• **RAW DATA**
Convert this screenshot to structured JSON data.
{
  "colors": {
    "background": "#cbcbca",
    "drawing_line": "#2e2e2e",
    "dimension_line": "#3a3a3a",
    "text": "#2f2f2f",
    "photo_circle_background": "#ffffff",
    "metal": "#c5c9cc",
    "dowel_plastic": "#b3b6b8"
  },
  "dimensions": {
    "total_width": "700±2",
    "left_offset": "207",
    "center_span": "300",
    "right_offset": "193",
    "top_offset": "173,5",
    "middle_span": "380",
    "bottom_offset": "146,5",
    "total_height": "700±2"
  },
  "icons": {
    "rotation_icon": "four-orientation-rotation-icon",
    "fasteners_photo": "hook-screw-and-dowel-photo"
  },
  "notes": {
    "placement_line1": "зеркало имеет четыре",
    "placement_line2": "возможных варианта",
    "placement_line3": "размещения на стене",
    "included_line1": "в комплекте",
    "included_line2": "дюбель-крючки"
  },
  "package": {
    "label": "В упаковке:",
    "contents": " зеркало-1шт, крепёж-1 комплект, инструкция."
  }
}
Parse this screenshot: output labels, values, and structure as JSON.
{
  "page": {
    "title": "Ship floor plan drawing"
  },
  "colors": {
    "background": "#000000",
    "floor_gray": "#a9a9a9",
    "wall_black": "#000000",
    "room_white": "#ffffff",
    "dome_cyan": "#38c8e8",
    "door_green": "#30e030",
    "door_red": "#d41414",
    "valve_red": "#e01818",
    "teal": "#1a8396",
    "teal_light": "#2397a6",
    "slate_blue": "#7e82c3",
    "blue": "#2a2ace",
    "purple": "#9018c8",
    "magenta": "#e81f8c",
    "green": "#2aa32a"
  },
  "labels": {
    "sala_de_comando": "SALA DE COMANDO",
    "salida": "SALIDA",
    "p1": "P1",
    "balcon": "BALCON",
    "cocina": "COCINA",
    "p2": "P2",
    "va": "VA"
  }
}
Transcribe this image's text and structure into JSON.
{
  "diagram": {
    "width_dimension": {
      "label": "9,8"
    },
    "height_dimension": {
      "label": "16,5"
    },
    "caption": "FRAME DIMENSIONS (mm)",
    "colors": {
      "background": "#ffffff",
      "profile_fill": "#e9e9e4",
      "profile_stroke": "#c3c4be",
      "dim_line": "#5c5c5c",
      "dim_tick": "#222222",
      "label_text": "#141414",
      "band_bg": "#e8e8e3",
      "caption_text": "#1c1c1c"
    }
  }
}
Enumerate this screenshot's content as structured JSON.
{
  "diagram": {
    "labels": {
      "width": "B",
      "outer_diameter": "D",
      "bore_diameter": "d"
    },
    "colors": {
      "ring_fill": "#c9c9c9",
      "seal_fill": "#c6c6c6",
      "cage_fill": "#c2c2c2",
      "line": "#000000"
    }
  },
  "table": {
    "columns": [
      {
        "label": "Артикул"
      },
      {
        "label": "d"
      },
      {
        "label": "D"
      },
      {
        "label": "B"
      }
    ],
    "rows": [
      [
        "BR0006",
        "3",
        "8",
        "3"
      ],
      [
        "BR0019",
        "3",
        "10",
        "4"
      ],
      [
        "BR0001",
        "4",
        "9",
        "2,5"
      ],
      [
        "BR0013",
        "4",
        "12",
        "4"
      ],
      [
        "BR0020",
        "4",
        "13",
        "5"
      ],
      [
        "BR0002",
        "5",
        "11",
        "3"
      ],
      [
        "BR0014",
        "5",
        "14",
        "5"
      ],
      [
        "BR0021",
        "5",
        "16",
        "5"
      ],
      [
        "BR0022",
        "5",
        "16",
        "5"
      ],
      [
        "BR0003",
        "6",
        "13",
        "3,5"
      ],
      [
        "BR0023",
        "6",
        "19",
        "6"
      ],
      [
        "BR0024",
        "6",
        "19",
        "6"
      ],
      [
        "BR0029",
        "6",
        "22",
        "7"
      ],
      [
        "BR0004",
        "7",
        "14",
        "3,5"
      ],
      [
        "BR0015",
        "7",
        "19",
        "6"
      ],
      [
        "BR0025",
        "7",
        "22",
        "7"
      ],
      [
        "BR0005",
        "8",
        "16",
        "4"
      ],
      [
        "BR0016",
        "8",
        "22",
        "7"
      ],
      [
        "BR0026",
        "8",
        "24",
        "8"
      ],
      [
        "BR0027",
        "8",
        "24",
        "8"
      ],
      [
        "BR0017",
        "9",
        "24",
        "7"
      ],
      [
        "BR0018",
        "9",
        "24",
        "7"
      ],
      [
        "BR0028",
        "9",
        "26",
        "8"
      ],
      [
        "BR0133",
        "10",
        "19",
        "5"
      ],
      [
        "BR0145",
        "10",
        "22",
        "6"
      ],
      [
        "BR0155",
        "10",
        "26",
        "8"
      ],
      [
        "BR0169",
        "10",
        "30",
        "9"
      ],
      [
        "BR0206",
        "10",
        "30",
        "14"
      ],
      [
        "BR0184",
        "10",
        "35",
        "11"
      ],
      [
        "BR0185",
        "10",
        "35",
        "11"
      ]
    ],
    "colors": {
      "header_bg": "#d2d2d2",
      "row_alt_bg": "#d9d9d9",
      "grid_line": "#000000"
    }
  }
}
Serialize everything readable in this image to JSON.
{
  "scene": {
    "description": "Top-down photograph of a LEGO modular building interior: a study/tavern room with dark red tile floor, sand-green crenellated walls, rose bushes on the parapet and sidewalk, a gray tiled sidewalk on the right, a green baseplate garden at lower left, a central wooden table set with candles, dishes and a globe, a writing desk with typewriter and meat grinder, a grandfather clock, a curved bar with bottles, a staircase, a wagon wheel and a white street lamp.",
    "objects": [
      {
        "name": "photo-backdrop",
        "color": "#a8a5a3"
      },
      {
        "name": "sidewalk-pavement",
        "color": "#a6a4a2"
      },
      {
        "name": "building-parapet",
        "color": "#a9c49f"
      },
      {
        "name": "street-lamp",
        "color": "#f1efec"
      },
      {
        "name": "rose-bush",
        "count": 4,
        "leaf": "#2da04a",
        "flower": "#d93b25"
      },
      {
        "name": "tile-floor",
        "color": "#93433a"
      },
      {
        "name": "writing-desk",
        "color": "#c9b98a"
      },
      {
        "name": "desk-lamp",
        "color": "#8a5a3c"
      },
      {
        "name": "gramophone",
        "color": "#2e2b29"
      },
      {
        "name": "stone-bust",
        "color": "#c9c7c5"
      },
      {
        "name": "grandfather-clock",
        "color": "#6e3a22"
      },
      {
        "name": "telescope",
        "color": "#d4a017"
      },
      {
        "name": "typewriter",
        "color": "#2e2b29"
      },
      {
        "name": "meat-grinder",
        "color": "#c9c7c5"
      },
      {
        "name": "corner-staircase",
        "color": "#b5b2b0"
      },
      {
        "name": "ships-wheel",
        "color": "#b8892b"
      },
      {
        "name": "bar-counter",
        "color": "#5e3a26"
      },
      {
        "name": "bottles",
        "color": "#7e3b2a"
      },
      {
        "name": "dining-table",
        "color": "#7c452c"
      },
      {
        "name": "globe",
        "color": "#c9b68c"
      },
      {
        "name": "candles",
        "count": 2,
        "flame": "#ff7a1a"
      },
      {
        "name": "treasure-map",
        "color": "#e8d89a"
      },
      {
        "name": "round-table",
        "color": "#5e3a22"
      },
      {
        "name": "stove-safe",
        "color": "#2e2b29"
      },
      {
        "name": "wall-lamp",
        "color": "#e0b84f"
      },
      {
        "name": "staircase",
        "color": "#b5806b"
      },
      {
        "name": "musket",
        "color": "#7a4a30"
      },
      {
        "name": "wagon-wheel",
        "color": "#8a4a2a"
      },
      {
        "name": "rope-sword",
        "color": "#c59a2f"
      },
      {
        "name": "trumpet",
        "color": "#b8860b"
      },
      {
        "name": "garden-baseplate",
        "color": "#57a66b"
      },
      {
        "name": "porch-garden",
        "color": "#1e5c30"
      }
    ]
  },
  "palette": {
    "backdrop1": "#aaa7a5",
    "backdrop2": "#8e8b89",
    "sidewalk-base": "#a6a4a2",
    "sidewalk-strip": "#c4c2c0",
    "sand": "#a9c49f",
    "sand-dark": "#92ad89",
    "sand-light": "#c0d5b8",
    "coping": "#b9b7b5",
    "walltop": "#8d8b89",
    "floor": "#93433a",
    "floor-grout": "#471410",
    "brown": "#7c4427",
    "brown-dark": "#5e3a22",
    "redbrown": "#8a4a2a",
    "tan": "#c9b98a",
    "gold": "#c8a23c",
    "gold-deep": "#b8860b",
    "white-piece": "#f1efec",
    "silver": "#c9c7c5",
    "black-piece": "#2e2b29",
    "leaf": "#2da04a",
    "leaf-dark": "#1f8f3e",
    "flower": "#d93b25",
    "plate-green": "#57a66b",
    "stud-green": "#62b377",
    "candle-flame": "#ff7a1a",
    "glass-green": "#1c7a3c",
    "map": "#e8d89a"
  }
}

• **THE PROBLEM**
Go through the entries above and pull out each line with "globe" in it.

• **COMPLETE OUTPUT**
    "description": "Top-down photograph of a LEGO modular building interior: a study/tavern room with dark red tile floor, sand-green crenellated walls, rose bushes on the parapet and sidewalk, a gray tiled sidewalk on the right, a green baseplate garden at lower left, a central wooden table set with candles, dishes and a globe, a writing desk with typewriter and meat grinder, a grandfather clock, a curved bar with bottles, a staircase, a wagon wheel and a white street lamp.",
        "name": "globe",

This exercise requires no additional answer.